--- Exercise material ---

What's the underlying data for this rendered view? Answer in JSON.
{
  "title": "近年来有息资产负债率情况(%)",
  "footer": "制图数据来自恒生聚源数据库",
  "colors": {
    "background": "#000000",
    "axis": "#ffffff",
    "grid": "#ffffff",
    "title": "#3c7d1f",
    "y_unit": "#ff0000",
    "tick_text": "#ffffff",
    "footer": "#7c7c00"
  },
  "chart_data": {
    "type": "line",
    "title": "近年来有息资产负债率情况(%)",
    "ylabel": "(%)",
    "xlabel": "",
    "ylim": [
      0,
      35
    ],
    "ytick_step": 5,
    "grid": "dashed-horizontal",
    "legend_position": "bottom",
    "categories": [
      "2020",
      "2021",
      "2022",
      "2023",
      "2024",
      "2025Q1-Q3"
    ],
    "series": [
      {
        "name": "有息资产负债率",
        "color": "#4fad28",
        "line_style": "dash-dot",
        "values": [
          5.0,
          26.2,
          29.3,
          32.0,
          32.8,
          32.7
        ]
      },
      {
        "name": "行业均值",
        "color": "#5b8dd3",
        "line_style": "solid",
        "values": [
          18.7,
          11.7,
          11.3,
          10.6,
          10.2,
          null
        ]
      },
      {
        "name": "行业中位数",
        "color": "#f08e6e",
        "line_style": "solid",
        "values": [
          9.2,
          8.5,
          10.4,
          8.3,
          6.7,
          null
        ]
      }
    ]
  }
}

---
--- Exercise material ---

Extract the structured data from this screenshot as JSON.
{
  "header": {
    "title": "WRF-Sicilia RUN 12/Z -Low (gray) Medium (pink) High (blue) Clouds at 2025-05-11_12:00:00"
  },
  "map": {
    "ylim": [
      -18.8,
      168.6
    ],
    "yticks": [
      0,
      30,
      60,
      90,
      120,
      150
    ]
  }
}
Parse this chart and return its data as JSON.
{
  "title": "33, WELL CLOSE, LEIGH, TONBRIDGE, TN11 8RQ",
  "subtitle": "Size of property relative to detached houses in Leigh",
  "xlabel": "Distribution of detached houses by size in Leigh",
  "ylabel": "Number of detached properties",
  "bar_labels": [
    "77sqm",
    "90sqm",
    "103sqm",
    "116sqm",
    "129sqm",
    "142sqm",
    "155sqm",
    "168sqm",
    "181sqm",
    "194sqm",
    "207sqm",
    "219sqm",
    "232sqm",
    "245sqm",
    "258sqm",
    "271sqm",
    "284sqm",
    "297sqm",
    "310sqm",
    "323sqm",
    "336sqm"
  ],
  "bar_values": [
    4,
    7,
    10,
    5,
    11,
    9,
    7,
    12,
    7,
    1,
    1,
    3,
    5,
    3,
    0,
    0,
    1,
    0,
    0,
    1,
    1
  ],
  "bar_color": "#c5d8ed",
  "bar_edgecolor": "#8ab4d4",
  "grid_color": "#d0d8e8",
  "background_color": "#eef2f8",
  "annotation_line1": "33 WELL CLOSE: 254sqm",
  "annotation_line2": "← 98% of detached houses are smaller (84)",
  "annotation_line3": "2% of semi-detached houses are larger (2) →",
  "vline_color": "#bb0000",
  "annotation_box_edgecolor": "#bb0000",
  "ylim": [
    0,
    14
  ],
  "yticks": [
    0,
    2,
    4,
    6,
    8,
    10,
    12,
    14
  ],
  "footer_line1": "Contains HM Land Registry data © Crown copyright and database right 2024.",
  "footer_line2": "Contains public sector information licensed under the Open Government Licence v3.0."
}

---

* Prompt: Gather every line containing the word "CLOSE" and copy it.

* Task answer:
  "title": "33, WELL CLOSE, LEIGH, TONBRIDGE, TN11 8RQ",
  "annotation_line1": "33 WELL CLOSE: 254sqm",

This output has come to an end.